### SHORT TASK
Every record below should be written out exactly; pictures stay out.

### DATA LINES
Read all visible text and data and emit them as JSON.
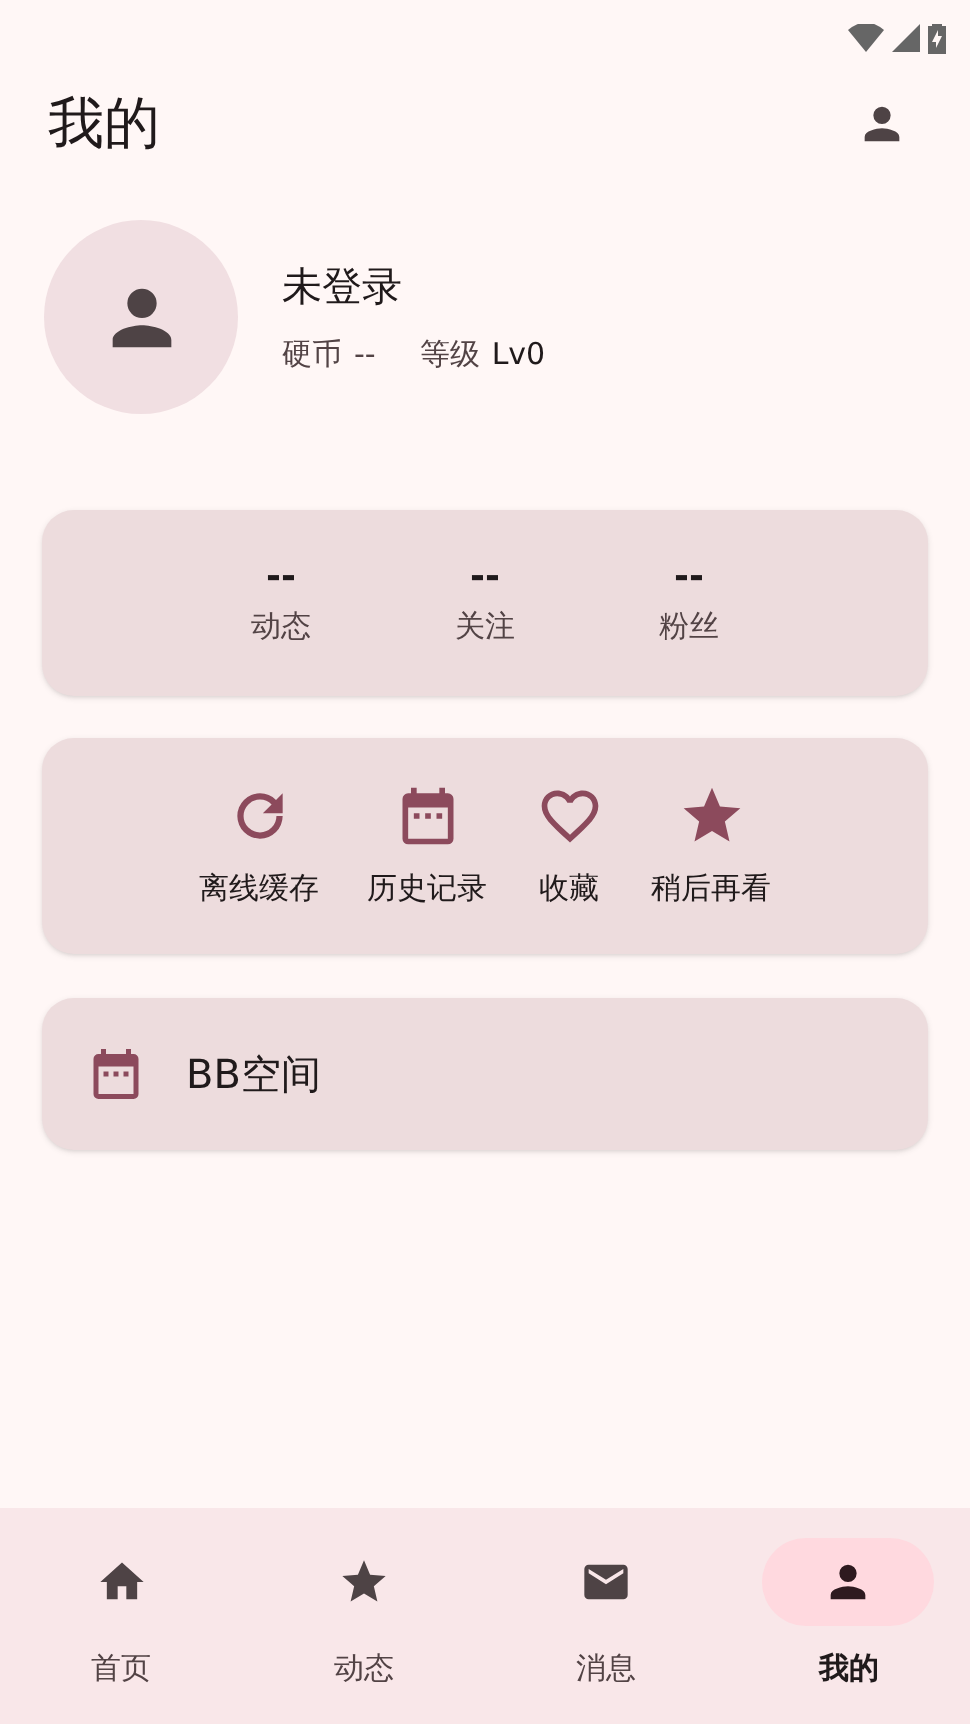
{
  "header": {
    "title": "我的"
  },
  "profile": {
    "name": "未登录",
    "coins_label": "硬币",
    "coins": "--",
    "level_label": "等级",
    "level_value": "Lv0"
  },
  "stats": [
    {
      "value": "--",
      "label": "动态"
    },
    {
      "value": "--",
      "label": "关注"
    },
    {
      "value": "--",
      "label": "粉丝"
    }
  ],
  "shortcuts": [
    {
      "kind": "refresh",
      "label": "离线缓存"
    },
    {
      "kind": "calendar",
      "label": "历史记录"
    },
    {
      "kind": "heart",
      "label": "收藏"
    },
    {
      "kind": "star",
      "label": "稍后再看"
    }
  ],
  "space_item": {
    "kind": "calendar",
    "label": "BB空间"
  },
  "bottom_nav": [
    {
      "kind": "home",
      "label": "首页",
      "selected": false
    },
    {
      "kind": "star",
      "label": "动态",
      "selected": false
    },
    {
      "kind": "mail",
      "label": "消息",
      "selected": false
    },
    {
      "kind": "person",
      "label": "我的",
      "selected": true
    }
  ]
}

### SOLUTION TO THIS TASK
Read all visible text and data and emit them as JSON.
{
  "header": {
    "title": "我的"
  },
  "profile": {
    "name": "未登录",
    "coins_label": "硬币",
    "coins": "--",
    "level_label": "等级",
    "level_value": "Lv0"
  },
  "stats": [
    {
      "value": "--",
      "label": "动态"
    },
    {
      "value": "--",
      "label": "关注"
    },
    {
      "value": "--",
      "label": "粉丝"
    }
  ],
  "shortcuts": [
    {
      "kind": "refresh",
      "label": "离线缓存"
    },
    {
      "kind": "calendar",
      "label": "历史记录"
    },
    {
      "kind": "heart",
      "label": "收藏"
    },
    {
      "kind": "star",
      "label": "稍后再看"
    }
  ],
  "space_item": {
    "kind": "calendar",
    "label": "BB空间"
  },
  "bottom_nav": [
    {
      "kind": "home",
      "label": "首页",
      "selected": false
    },
    {
      "kind": "star",
      "label": "动态",
      "selected": false
    },
    {
      "kind": "mail",
      "label": "消息",
      "selected": false
    },
    {
      "kind": "person",
      "label": "我的",
      "selected": true
    }
  ]
}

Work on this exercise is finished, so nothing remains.